-- BEGIN EXCERPTED PASSAGE --

Senator Tom Cotton seems to have lost his mind. He thinks Ukraine is part of the United States. Like many Americans, Senator Cotton has swallowed the “Putin bad” hysteria pill.
Here’s a portion of what he said today on Fox News:
They're still scared of Putin rather than seizing the advantage, brave and skillful Ukrainian army has gained and helped Ukraine win and make Vladimir Putin afraid of Ukraine and afraid of America and afraid of NATO. That's why we should be moving faster to provide the Ukrainians the weapons they need to defend their own territory and ultimately take that territory back from Russians.
Cotton went on to say repeatedly that “we can win this war” and “we need to talk about winning.”
Unless Senator Cotton knows something I don’t (and I am behind on my emails), the United States is not at war against Russia. Ukraine is neither a state in the union nor a signatory to a mutual defense treaty signed by the United States. Ukraine is simply a country in a dispute with its neighbor that escalated into full-blown warfare.
Tom Cotton, it seems, watches too much TV news. The news channels, including Fox News, have successfully bypassed the critical-though parts of the brain to manipulate human emotions directly. This is called hypnosis. Hypnosis works, and it’s working right now on the majority of Americans, including the Senator from Arkansas.
But there’s something even more sinister and frightening than a hypnotized Senator on the Armed Services committee.
Though he was reading Republican talking points like good GOPer and making sure to blame Joe Biden for all the world’s ills, Cotton was actually affirming what everyone thought Joe Biden said Sunday: the United States is engaged in a proxy war in Ukraine for the purpose of regime change in Russia.
Why do I suspect this?
Joe Biden is senile, and he accidentally (off-script) called for regime change in Russia.
Joe Biden is senile, and he accidentally (off-script) told US Army personnel in Poland they would soon be in Ukraine.
The US State Department and White House denied that the United States is seeking regime change in Russia.
You can tell what the United States is doing—whatever it denies it’s doing. If the United States says “we’re not doing regime change,” as Antony Blinken eloquently put it, bet your bottom dollar the United States is “doing” regime change.
And if you want to know how this regime change episode will end, Matt Taibbi is eager to tell you.

-- END EXCERPTED PASSAGE --

WHAT TO DO => Extend the commentary on Senator Tom Cotton's Fox News remarks about Ukraine with several further paragraphs that pick up after its closing sentence.

-- BEGIN ROWS --

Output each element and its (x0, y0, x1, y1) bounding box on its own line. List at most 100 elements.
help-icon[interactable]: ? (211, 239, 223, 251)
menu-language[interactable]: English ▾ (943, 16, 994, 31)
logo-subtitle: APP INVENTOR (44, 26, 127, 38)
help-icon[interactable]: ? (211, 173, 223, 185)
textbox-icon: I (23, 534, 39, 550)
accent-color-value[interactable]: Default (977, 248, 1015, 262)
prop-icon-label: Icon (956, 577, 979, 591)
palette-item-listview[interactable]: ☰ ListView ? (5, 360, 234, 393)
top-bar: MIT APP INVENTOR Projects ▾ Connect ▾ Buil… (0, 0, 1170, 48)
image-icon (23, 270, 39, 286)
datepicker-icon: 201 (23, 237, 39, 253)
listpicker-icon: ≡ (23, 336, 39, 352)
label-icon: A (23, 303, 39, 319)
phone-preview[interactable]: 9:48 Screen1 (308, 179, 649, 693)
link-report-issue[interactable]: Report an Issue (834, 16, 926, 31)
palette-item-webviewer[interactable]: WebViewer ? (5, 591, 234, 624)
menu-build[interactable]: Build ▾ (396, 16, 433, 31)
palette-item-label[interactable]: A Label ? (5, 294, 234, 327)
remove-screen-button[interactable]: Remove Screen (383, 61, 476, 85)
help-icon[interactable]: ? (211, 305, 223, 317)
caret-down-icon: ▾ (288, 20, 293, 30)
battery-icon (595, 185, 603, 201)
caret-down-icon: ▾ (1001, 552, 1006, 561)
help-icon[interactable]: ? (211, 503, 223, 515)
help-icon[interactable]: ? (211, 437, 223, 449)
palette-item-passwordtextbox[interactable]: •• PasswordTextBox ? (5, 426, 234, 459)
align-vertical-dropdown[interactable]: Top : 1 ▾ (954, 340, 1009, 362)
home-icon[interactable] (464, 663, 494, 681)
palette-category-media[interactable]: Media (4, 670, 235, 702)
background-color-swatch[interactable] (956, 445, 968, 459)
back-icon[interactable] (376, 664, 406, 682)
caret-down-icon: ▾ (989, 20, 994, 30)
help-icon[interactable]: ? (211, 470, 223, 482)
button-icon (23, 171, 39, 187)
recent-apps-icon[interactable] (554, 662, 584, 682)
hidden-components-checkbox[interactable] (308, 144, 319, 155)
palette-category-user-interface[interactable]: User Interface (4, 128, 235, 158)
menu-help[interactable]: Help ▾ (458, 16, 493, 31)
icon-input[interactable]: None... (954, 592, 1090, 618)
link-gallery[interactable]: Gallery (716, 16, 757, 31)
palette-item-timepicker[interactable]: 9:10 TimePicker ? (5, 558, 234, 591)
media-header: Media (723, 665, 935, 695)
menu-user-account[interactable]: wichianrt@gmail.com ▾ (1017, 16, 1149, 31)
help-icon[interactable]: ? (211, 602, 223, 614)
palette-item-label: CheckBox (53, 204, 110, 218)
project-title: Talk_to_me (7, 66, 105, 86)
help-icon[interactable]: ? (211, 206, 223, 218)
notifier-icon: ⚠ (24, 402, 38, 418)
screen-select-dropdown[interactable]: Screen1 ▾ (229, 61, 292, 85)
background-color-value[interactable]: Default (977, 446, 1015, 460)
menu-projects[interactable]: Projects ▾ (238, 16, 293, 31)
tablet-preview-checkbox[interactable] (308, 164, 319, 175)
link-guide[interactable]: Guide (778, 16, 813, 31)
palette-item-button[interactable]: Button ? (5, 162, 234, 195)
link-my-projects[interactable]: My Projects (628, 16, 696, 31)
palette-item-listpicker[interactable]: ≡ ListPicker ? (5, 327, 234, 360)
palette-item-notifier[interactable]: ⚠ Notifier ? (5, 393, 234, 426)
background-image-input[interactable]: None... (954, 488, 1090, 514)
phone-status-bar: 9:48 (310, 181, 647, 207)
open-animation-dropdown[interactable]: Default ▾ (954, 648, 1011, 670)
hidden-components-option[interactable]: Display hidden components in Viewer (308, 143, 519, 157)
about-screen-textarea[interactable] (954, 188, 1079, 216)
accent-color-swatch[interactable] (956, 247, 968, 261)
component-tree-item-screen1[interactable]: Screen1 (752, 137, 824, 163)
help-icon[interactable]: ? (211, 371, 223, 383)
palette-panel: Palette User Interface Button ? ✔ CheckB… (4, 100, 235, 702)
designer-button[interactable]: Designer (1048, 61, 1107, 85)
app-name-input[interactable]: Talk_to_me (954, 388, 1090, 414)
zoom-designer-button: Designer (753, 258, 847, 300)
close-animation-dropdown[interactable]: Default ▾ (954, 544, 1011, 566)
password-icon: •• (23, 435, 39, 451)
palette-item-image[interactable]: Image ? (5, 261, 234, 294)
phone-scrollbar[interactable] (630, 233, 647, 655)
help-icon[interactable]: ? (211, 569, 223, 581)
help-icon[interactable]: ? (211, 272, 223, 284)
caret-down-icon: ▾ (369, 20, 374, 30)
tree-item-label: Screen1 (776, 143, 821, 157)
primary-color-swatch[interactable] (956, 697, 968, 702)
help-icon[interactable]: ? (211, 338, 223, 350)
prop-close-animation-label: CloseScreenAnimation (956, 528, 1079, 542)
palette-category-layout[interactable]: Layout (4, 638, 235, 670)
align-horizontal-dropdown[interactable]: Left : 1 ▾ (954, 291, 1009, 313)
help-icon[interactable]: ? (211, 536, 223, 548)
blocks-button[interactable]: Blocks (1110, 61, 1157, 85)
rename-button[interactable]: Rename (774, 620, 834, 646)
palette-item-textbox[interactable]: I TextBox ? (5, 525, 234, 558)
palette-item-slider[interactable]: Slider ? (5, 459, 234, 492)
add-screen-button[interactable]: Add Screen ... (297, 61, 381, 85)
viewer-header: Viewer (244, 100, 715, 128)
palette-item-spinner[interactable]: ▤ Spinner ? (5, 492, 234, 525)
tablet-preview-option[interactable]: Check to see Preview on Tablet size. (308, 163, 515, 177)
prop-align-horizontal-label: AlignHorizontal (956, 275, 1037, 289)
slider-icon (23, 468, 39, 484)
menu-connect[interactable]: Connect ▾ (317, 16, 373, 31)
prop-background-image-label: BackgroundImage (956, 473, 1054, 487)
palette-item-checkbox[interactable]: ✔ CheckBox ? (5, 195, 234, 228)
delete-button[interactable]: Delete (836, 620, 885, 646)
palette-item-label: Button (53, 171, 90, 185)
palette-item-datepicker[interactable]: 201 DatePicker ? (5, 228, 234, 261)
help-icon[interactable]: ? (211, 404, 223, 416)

-- END ROWS --
-- BEGIN ROWS --

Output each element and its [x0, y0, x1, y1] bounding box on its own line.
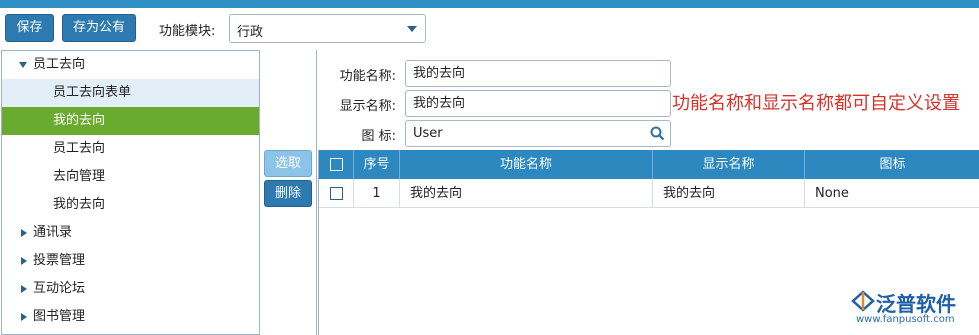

-- END ROWS --

OUTPUT OF THE TASK =>
In the best bit of gonzo journalism since Hunter S. Thompson violently took his own life, Taibbi today provided the world with a brief history of America’s regime change disasters. It’s sort of a CV for the CIA.
The article is laugh-out-loud funny in places, but it’s also a dire warning: you and I are probably going to see nuclear war in the near future. And it’s probably going to come as a result of the United States government’s meddling in Russian internal politics.
Taibbi seems to have sources who confirm my conclusion that the United States is, indeed, “doing regime change” in Moscow:
Although administration mouthpieces Tony Blinken and Jen Psaki scrambled to reassure a nervous world that the U.S. is not intent on “doing regime change” in Russia, officials everywhere have been telling reporters the opposite on background.
Tom Cotton certainly thinks we’re doing regime change. And the US State Department is actively sabotaging peace negotiations for some reason. Regime change is the likeliest reason of since peace would effectively strengthen Putin.
(BTW, the fact that your country is prolonging the suffering and increasing the deaths of Ukrainians in the commission of an international crime should make you very reluctant to call yourself a “proud” American. Unless you, like me, have emotionally and morally divorced America from the United States of America. To me, they are two different and mutually-exclusive entities.)
Taibbi’s article includes the greatest description of the Afghanistan debacle ever written:
Our record is so bad, the standard for measuring “regime change” isn’t even success or failure anymore. It’s more like failure, or heads-on-sticks failure. As in, “Did the intervention end in American-allied locals hurling themselves at the landing gear of departing aircraft in an effort to flee World War Z-style crowds of bloodthirsty nationalists?” Any regime change effort that ends without Americans beheaded, barbecued, or castrated — even if it accomplishes nothing — now goes in the plus column by default.
Raoul Duke is smiling somewhere.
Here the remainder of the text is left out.